WHAT YOU NEED TO DO - Reproduce all of the records exactly.
:::::
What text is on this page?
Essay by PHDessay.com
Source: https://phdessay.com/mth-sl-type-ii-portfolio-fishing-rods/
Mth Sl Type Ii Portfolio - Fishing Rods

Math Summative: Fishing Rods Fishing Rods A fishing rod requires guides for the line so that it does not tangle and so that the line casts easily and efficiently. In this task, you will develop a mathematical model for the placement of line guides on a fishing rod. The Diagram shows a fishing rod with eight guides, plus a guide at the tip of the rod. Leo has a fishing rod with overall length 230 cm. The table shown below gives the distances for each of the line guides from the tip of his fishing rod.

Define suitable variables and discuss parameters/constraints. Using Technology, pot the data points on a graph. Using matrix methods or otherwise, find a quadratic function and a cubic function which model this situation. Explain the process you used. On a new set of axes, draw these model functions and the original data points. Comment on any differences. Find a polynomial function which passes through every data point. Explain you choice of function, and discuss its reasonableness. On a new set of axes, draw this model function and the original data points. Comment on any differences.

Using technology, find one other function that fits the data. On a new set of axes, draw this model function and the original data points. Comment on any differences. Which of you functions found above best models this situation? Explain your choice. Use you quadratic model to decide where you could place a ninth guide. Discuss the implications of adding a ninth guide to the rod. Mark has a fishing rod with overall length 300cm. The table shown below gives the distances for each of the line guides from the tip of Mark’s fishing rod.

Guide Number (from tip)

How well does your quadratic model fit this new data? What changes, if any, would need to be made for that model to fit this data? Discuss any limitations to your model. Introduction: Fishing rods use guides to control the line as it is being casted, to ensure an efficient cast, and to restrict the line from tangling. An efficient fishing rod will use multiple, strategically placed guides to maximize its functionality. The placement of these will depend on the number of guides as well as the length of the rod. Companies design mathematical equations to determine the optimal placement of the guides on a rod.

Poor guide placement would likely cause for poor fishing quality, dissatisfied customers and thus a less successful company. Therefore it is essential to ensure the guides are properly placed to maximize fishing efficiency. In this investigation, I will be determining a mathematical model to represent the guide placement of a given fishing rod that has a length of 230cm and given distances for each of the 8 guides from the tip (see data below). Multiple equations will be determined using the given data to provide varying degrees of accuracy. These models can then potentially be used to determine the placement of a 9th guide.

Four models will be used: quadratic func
:::::
FULL SOLUTION -
What text is on this page?
Essay by PHDessay.com
Source: https://phdessay.com/mth-sl-type-ii-portfolio-fishing-rods/
Mth Sl Type Ii Portfolio - Fishing Rods

Math Summative: Fishing Rods Fishing Rods A fishing rod requires guides for the line so that it does not tangle and so that the line casts easily and efficiently. In this task, you will develop a mathematical model for the placement of line guides on a fishing rod. The Diagram shows a fishing rod with eight guides, plus a guide at the tip of the rod. Leo has a fishing rod with overall length 230 cm. The table shown below gives the distances for each of the line guides from the tip of his fishing rod.

Define suitable variables and discuss parameters/constraints. Using Technology, pot the data points on a graph. Using matrix methods or otherwise, find a quadratic function and a cubic function which model this situation. Explain the process you used. On a new set of axes, draw these model functions and the original data points. Comment on any differences. Find a polynomial function which passes through every data point. Explain you choice of function, and discuss its reasonableness. On a new set of axes, draw this model function and the original data points. Comment on any differences.

Using technology, find one other function that fits the data. On a new set of axes, draw this model function and the original data points. Comment on any differences. Which of you functions found above best models this situation? Explain your choice. Use you quadratic model to decide where you could place a ninth guide. Discuss the implications of adding a ninth guide to the rod. Mark has a fishing rod with overall length 300cm. The table shown below gives the distances for each of the line guides from the tip of Mark’s fishing rod.

Guide Number (from tip)

How well does your quadratic model fit this new data? What changes, if any, would need to be made for that model to fit this data? Discuss any limitations to your model. Introduction: Fishing rods use guides to control the line as it is being casted, to ensure an efficient cast, and to restrict the line from tangling. An efficient fishing rod will use multiple, strategically placed guides to maximize its functionality. The placement of these will depend on the number of guides as well as the length of the rod. Companies design mathematical equations to determine the optimal placement of the guides on a rod.

Poor guide placement would likely cause for poor fishing quality, dissatisfied customers and thus a less successful company. Therefore it is essential to ensure the guides are properly placed to maximize fishing efficiency. In this investigation, I will be determining a mathematical model to represent the guide placement of a given fishing rod that has a length of 230cm and given distances for each of the 8 guides from the tip (see data below). Multiple equations will be determined using the given data to provide varying degrees of accuracy. These models can then potentially be used to determine the placement of a 9th guide.

Four models will be used: quadratic func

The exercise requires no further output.